* Items from a dataset
•••

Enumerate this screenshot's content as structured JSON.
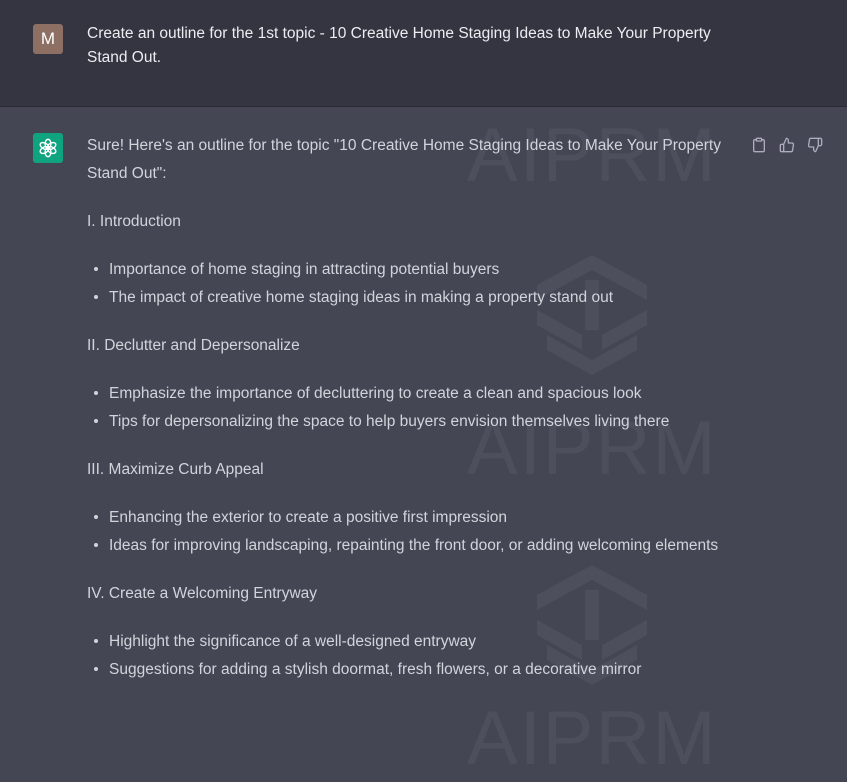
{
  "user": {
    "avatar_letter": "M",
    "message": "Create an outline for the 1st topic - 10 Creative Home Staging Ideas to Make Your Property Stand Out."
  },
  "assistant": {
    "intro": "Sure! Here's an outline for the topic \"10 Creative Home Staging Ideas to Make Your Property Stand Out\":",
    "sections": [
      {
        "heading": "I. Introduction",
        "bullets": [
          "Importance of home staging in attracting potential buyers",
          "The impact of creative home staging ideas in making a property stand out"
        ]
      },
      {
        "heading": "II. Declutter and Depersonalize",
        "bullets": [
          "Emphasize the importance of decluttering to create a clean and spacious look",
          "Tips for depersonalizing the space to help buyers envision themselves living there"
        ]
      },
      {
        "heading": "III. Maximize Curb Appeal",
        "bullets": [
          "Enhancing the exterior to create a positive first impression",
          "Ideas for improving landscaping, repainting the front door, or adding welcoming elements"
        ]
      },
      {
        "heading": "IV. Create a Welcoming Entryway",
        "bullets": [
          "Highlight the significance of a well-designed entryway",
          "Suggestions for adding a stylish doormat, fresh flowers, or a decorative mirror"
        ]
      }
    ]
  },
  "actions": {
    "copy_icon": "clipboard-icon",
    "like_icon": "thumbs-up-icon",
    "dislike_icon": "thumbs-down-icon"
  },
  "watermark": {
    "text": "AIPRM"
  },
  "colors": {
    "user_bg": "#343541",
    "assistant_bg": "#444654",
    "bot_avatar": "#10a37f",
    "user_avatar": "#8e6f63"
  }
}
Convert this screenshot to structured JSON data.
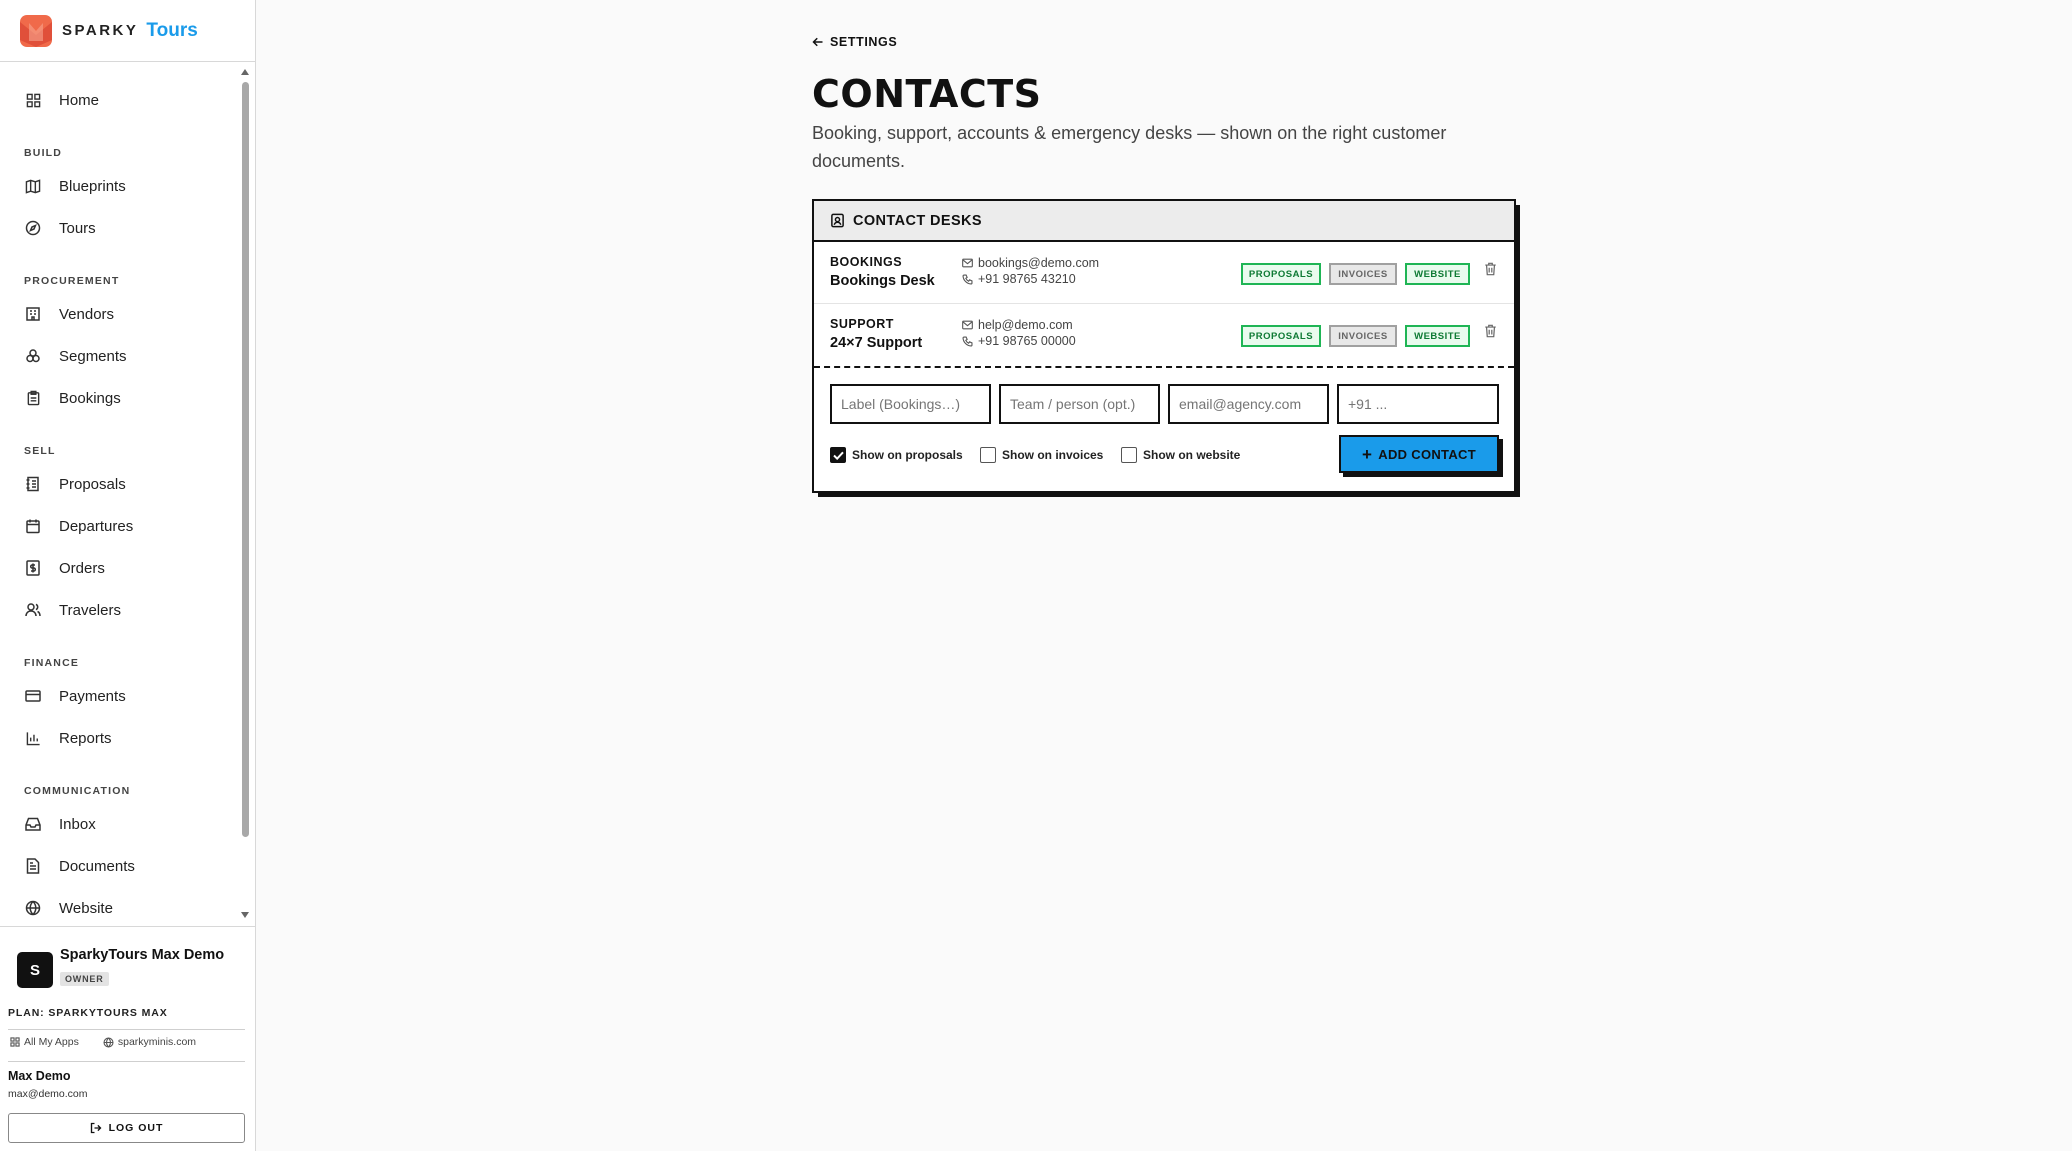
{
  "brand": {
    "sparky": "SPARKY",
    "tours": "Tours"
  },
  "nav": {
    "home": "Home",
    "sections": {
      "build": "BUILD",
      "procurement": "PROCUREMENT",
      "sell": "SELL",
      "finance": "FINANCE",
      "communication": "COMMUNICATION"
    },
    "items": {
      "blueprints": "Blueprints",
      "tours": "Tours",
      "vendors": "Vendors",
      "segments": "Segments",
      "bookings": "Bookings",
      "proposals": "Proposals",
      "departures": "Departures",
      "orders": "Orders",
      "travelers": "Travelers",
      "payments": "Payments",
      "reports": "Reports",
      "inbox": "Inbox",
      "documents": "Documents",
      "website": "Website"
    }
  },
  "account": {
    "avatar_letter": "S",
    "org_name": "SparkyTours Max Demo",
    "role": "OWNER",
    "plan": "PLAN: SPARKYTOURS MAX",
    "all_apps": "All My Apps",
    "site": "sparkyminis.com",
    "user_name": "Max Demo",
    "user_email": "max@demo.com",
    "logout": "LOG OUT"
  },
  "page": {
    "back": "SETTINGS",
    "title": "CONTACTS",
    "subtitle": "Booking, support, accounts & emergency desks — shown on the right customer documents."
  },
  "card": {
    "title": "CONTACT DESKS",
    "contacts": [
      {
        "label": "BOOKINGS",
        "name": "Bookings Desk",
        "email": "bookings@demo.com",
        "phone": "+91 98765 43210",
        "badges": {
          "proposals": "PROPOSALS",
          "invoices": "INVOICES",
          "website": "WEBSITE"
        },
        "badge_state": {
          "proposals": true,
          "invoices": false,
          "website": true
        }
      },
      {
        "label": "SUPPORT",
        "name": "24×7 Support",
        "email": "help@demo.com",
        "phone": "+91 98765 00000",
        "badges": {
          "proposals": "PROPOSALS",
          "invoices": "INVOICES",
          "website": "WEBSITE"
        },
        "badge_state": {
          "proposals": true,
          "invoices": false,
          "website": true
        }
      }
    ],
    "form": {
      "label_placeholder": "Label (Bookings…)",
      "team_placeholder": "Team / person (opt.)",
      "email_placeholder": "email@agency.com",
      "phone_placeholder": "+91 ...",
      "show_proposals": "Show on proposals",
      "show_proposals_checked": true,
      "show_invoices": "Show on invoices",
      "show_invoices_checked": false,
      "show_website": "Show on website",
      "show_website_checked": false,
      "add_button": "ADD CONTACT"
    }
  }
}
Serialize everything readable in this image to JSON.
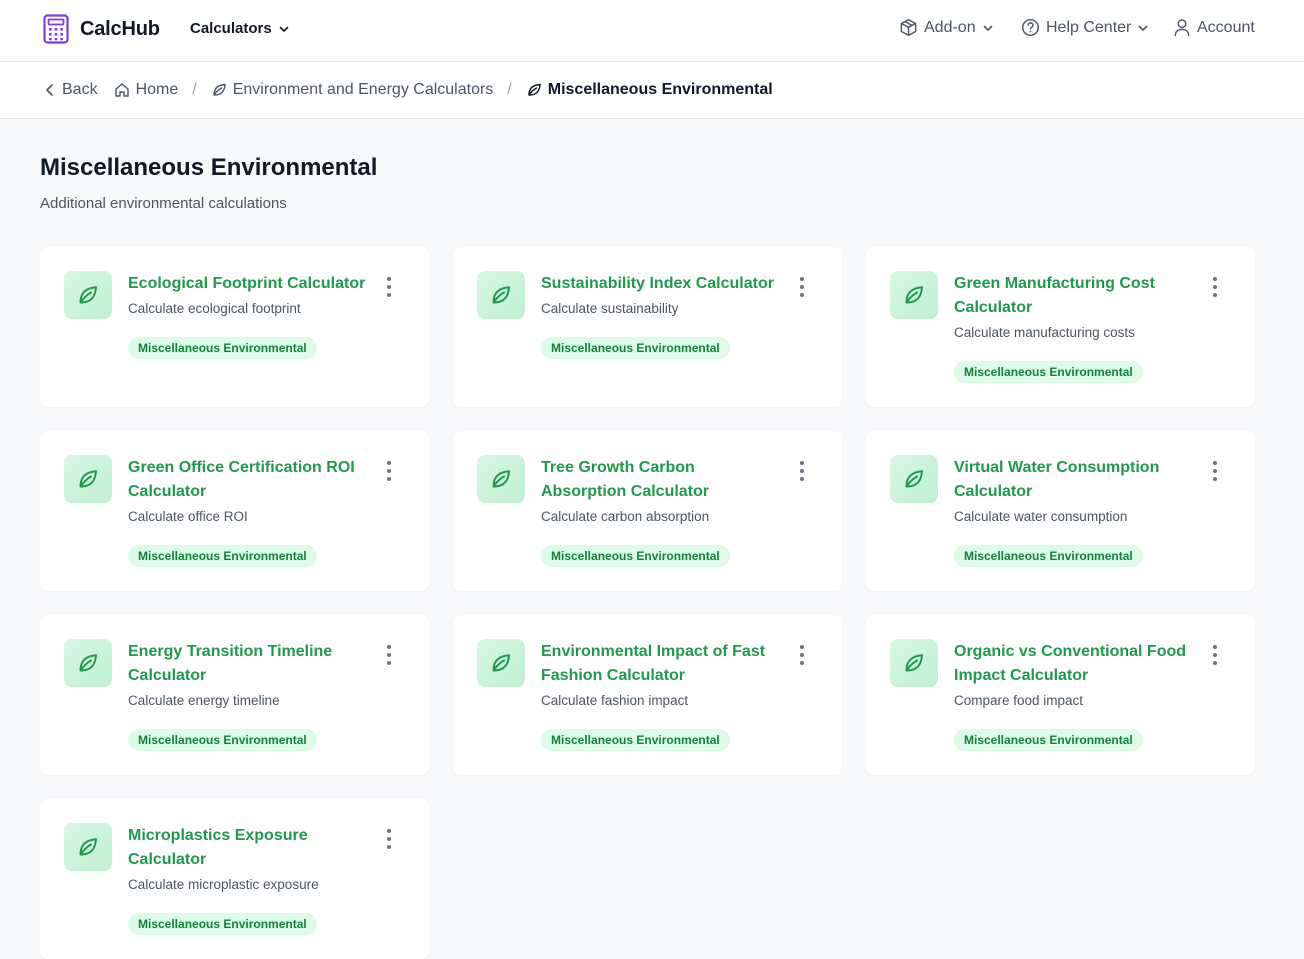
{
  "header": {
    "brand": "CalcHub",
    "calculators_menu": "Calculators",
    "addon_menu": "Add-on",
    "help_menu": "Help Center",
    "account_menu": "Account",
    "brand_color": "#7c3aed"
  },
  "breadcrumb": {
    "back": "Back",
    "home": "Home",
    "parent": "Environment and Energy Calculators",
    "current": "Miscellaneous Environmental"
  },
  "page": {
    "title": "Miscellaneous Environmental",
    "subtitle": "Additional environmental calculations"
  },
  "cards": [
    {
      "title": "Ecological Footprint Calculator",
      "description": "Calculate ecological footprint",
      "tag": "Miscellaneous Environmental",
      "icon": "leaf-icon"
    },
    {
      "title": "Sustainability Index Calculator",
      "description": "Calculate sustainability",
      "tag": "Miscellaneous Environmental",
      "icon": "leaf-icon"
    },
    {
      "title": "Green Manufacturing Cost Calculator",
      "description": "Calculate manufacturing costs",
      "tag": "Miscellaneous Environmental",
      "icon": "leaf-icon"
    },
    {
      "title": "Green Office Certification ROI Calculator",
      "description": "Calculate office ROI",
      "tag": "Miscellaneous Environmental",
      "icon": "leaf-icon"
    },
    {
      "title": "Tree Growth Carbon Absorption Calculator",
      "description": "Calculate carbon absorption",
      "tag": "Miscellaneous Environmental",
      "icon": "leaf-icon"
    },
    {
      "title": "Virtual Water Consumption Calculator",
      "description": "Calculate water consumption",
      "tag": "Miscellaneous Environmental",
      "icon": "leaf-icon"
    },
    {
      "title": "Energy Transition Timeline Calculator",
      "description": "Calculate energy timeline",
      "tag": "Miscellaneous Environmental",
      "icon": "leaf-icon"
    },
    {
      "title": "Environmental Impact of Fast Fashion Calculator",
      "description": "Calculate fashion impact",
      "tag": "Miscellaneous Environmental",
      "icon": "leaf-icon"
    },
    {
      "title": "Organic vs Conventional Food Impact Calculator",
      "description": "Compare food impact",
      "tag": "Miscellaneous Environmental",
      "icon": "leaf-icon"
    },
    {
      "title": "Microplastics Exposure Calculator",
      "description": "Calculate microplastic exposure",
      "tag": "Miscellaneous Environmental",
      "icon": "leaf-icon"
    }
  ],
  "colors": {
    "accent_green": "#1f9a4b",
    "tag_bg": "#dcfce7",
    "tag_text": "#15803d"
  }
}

•••

Copy out each line word for word, please, skipping the images.

* Exercise answer
Enumerate this screenshot's content as structured JSON.
{
  "user": {
    "avatar_letter": "M",
    "message": "Create an outline for the 1st topic - 10 Creative Home Staging Ideas to Make Your Property Stand Out."
  },
  "assistant": {
    "intro": "Sure! Here's an outline for the topic \"10 Creative Home Staging Ideas to Make Your Property Stand Out\":",
    "sections": [
      {
        "heading": "I. Introduction",
        "bullets": [
          "Importance of home staging in attracting potential buyers",
          "The impact of creative home staging ideas in making a property stand out"
        ]
      },
      {
        "heading": "II. Declutter and Depersonalize",
        "bullets": [
          "Emphasize the importance of decluttering to create a clean and spacious look",
          "Tips for depersonalizing the space to help buyers envision themselves living there"
        ]
      },
      {
        "heading": "III. Maximize Curb Appeal",
        "bullets": [
          "Enhancing the exterior to create a positive first impression",
          "Ideas for improving landscaping, repainting the front door, or adding welcoming elements"
        ]
      },
      {
        "heading": "IV. Create a Welcoming Entryway",
        "bullets": [
          "Highlight the significance of a well-designed entryway",
          "Suggestions for adding a stylish doormat, fresh flowers, or a decorative mirror"
        ]
      }
    ]
  },
  "actions": {
    "copy_icon": "clipboard-icon",
    "like_icon": "thumbs-up-icon",
    "dislike_icon": "thumbs-down-icon"
  },
  "watermark": {
    "text": "AIPRM"
  },
  "colors": {
    "user_bg": "#343541",
    "assistant_bg": "#444654",
    "bot_avatar": "#10a37f",
    "user_avatar": "#8e6f63"
  }
}
Convert this screenshot to structured JSON data.
{
  "brand": {
    "sparky": "SPARKY",
    "tours": "Tours"
  },
  "nav": {
    "home": "Home",
    "sections": {
      "build": "BUILD",
      "procurement": "PROCUREMENT",
      "sell": "SELL",
      "finance": "FINANCE",
      "communication": "COMMUNICATION"
    },
    "items": {
      "blueprints": "Blueprints",
      "tours": "Tours",
      "vendors": "Vendors",
      "segments": "Segments",
      "bookings": "Bookings",
      "proposals": "Proposals",
      "departures": "Departures",
      "orders": "Orders",
      "travelers": "Travelers",
      "payments": "Payments",
      "reports": "Reports",
      "inbox": "Inbox",
      "documents": "Documents",
      "website": "Website"
    }
  },
  "account": {
    "avatar_letter": "S",
    "org_name": "SparkyTours Max Demo",
    "role": "OWNER",
    "plan": "PLAN: SPARKYTOURS MAX",
    "all_apps": "All My Apps",
    "site": "sparkyminis.com",
    "user_name": "Max Demo",
    "user_email": "max@demo.com",
    "logout": "LOG OUT"
  },
  "page": {
    "back": "SETTINGS",
    "title": "CONTACTS",
    "subtitle": "Booking, support, accounts & emergency desks — shown on the right customer documents."
  },
  "card": {
    "title": "CONTACT DESKS",
    "contacts": [
      {
        "label": "BOOKINGS",
        "name": "Bookings Desk",
        "email": "bookings@demo.com",
        "phone": "+91 98765 43210",
        "badges": {
          "proposals": "PROPOSALS",
          "invoices": "INVOICES",
          "website": "WEBSITE"
        },
        "badge_state": {
          "proposals": true,
          "invoices": false,
          "website": true
        }
      },
      {
        "label": "SUPPORT",
        "name": "24×7 Support",
        "email": "help@demo.com",
        "phone": "+91 98765 00000",
        "badges": {
          "proposals": "PROPOSALS",
          "invoices": "INVOICES",
          "website": "WEBSITE"
        },
        "badge_state": {
          "proposals": true,
          "invoices": false,
          "website": true
        }
      }
    ],
    "form": {
      "label_placeholder": "Label (Bookings…)",
      "team_placeholder": "Team / person (opt.)",
      "email_placeholder": "email@agency.com",
      "phone_placeholder": "+91 ...",
      "show_proposals": "Show on proposals",
      "show_proposals_checked": true,
      "show_invoices": "Show on invoices",
      "show_invoices_checked": false,
      "show_website": "Show on website",
      "show_website_checked": false,
      "add_button": "ADD CONTACT"
    }
  }
}
Serialize everything readable in this image to JSON.
{
  "header": {
    "brand": "CalcHub",
    "calculators_menu": "Calculators",
    "addon_menu": "Add-on",
    "help_menu": "Help Center",
    "account_menu": "Account",
    "brand_color": "#7c3aed"
  },
  "breadcrumb": {
    "back": "Back",
    "home": "Home",
    "parent": "Environment and Energy Calculators",
    "current": "Miscellaneous Environmental"
  },
  "page": {
    "title": "Miscellaneous Environmental",
    "subtitle": "Additional environmental calculations"
  },
  "cards": [
    {
      "title": "Ecological Footprint Calculator",
      "description": "Calculate ecological footprint",
      "tag": "Miscellaneous Environmental",
      "icon": "leaf-icon"
    },
    {
      "title": "Sustainability Index Calculator",
      "description": "Calculate sustainability",
      "tag": "Miscellaneous Environmental",
      "icon": "leaf-icon"
    },
    {
      "title": "Green Manufacturing Cost Calculator",
      "description": "Calculate manufacturing costs",
      "tag": "Miscellaneous Environmental",
      "icon": "leaf-icon"
    },
    {
      "title": "Green Office Certification ROI Calculator",
      "description": "Calculate office ROI",
      "tag": "Miscellaneous Environmental",
      "icon": "leaf-icon"
    },
    {
      "title": "Tree Growth Carbon Absorption Calculator",
      "description": "Calculate carbon absorption",
      "tag": "Miscellaneous Environmental",
      "icon": "leaf-icon"
    },
    {
      "title": "Virtual Water Consumption Calculator",
      "description": "Calculate water consumption",
      "tag": "Miscellaneous Environmental",
      "icon": "leaf-icon"
    },
    {
      "title": "Energy Transition Timeline Calculator",
      "description": "Calculate energy timeline",
      "tag": "Miscellaneous Environmental",
      "icon": "leaf-icon"
    },
    {
      "title": "Environmental Impact of Fast Fashion Calculator",
      "description": "Calculate fashion impact",
      "tag": "Miscellaneous Environmental",
      "icon": "leaf-icon"
    },
    {
      "title": "Organic vs Conventional Food Impact Calculator",
      "description": "Compare food impact",
      "tag": "Miscellaneous Environmental",
      "icon": "leaf-icon"
    },
    {
      "title": "Microplastics Exposure Calculator",
      "description": "Calculate microplastic exposure",
      "tag": "Miscellaneous Environmental",
      "icon": "leaf-icon"
    }
  ],
  "colors": {
    "accent_green": "#1f9a4b",
    "tag_bg": "#dcfce7",
    "tag_text": "#15803d"
  }
}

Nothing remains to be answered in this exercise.